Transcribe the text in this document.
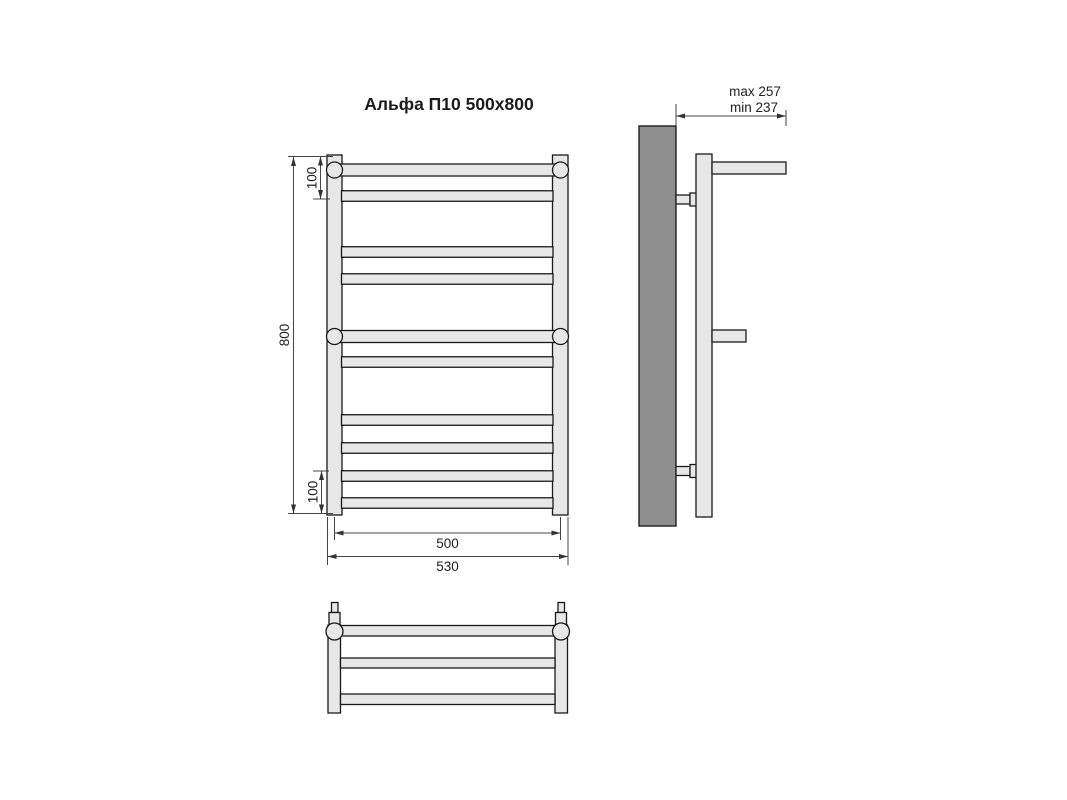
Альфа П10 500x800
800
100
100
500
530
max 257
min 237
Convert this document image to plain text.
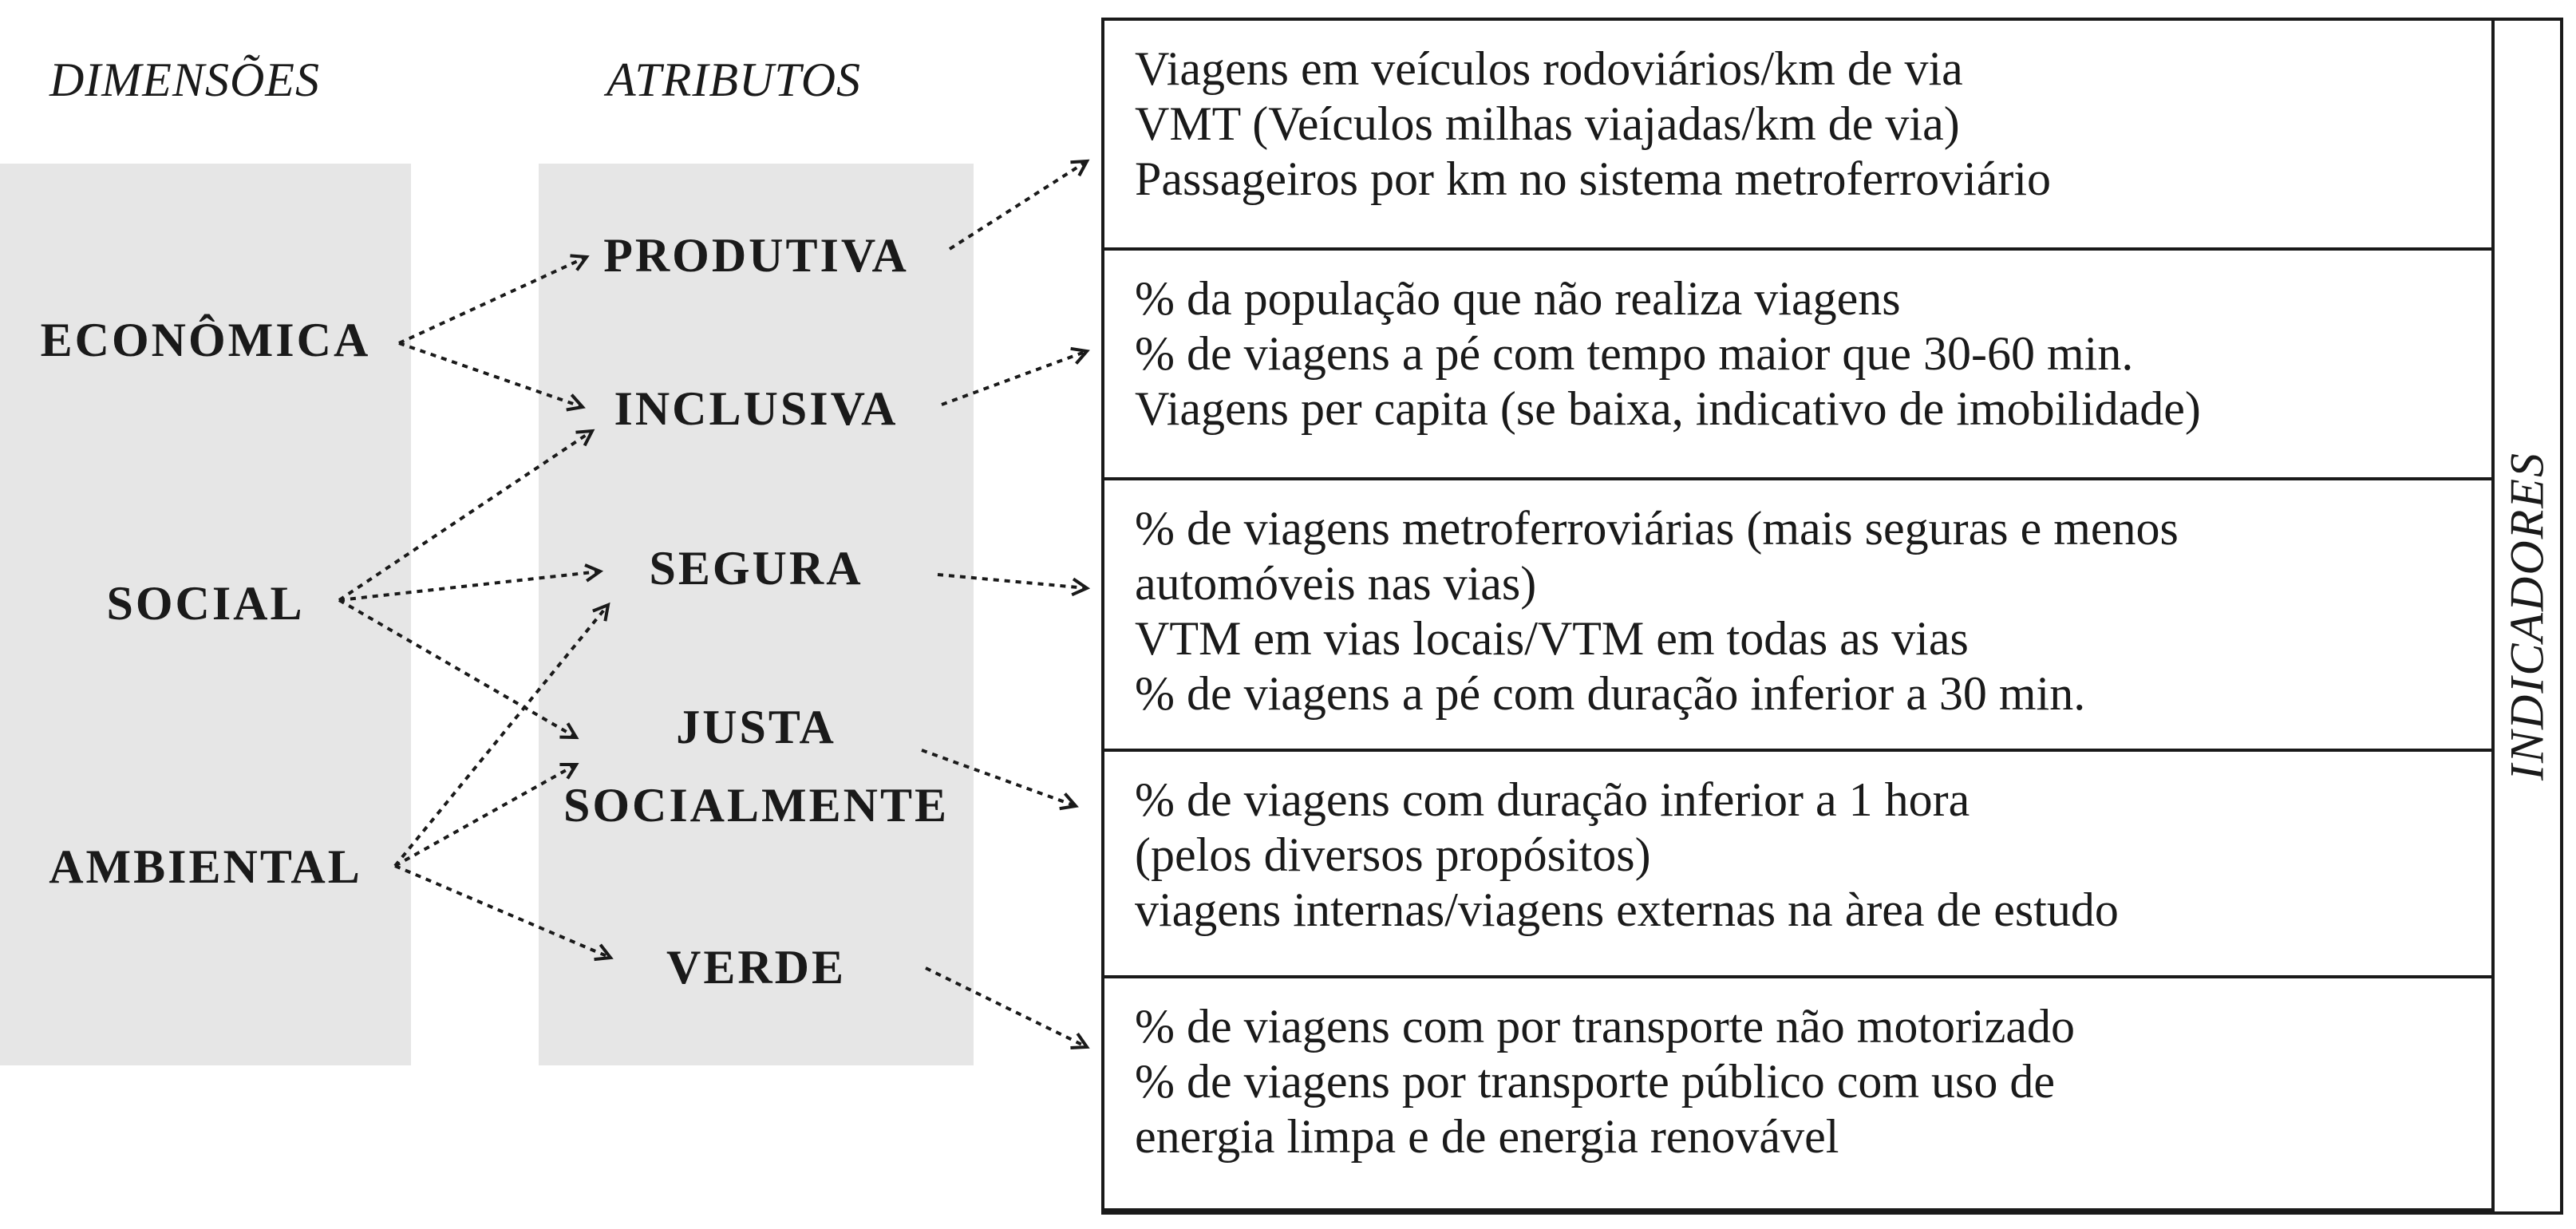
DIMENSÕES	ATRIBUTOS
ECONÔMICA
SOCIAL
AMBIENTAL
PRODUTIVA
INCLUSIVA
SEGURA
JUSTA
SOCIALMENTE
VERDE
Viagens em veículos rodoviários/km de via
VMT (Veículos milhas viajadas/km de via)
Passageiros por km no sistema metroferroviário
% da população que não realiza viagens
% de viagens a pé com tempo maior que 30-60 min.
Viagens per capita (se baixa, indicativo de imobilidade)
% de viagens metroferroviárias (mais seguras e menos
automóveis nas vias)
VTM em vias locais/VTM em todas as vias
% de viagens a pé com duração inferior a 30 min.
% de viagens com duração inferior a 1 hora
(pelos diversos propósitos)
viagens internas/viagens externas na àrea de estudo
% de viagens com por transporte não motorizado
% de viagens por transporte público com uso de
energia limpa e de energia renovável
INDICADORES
###
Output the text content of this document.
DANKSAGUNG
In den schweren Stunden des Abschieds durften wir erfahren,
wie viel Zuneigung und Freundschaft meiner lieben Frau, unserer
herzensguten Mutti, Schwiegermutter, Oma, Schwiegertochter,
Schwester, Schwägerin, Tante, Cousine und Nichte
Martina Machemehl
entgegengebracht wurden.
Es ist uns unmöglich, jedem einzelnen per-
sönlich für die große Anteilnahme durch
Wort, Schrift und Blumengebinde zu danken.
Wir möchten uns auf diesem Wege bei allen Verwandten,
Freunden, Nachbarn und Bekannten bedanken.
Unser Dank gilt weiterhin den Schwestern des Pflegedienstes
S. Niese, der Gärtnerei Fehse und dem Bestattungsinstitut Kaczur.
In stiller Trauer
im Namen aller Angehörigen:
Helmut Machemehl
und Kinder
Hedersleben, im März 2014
###
Scan the material above. Copy each line that holds the word "inferior".

### THE OUTPUT
% de viagens a pé com duração inferior a 30 min.
% de viagens com duração inferior a 1 hora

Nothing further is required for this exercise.